Data excerpts |
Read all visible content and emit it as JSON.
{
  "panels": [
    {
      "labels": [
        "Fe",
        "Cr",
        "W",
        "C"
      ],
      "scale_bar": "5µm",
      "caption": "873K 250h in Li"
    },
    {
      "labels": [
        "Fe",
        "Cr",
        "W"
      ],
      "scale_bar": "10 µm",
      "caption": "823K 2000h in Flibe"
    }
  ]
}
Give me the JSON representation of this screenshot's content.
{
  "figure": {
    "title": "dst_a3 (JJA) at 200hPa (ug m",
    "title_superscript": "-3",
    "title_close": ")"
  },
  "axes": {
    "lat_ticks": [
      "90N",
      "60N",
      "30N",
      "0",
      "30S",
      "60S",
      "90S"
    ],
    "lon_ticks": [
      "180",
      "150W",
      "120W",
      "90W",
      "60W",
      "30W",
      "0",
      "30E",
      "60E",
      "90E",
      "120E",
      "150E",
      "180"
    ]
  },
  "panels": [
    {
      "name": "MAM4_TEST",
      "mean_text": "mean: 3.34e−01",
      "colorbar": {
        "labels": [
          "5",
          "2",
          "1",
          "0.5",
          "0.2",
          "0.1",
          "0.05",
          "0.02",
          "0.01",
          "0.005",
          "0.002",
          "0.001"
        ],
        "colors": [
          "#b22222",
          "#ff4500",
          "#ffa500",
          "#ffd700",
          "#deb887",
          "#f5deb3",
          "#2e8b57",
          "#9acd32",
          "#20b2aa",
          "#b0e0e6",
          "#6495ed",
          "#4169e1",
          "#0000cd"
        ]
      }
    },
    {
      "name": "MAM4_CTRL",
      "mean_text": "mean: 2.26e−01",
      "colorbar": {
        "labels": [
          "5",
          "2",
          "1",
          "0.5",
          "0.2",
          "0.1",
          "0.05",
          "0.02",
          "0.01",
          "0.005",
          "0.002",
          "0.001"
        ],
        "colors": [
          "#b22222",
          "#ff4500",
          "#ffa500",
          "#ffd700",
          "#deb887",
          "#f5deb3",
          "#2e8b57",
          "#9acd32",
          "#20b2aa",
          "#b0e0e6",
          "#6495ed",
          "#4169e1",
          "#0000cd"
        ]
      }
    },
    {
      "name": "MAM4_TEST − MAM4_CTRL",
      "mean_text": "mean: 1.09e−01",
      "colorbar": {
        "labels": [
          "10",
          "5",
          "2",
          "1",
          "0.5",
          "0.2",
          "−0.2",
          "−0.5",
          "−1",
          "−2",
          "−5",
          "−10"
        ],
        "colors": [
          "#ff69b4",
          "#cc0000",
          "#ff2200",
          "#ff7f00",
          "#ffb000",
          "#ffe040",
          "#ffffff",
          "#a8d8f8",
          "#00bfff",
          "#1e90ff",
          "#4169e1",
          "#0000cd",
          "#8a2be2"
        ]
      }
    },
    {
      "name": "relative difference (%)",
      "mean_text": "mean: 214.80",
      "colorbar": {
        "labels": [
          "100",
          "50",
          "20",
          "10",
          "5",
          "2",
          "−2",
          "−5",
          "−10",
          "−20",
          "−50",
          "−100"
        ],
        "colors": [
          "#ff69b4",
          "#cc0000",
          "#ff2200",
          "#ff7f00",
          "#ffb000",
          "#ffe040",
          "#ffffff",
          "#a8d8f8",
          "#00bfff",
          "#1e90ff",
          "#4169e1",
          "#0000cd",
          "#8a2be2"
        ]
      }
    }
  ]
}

Given instruction | Give the count of lines in the listing that hold the word "content", with no other text.

Solution to this problem | 2